------ THE DATA

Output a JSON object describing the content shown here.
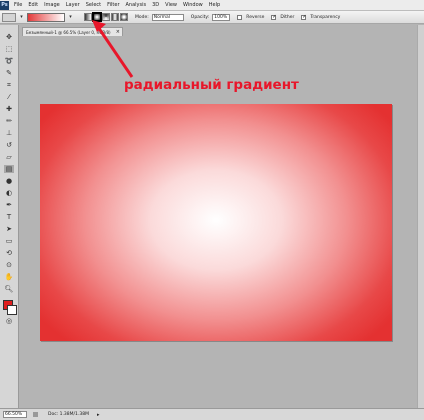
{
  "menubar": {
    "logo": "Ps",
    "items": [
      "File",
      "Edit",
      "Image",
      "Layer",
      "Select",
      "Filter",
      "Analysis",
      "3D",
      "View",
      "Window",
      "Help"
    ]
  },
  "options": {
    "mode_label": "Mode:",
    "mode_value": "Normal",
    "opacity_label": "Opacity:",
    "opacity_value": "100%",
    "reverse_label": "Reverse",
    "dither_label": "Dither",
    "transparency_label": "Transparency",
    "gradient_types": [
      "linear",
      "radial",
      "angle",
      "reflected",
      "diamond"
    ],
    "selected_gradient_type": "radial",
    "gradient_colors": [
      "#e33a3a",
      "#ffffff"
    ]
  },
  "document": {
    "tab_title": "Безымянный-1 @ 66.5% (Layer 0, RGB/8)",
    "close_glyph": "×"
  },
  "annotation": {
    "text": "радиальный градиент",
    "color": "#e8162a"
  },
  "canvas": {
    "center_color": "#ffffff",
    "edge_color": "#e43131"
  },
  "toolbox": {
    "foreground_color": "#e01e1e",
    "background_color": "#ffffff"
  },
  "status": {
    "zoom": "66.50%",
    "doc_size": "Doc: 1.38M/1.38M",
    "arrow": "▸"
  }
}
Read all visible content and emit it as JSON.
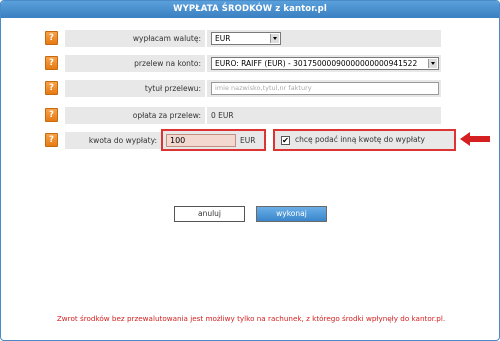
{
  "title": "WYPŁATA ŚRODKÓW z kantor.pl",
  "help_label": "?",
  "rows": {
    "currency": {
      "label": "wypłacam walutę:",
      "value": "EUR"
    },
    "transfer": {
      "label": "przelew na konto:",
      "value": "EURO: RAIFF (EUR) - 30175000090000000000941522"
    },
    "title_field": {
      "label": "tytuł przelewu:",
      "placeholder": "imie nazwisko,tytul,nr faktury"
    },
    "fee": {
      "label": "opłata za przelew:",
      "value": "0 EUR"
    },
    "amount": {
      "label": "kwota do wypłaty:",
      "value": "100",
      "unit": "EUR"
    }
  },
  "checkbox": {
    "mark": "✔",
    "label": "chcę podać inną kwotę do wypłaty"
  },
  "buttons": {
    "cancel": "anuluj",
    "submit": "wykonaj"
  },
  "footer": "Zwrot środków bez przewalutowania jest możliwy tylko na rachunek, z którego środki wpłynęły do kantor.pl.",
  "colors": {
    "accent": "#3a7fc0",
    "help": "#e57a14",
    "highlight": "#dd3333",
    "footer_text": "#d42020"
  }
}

------------

TASK DESCRIPTION
Check each line above for the string "content" and show the ones that have it.

SOLVED PROBLEM
Output a JSON object describing the content shown here.
Read all visible content and emit it as JSON.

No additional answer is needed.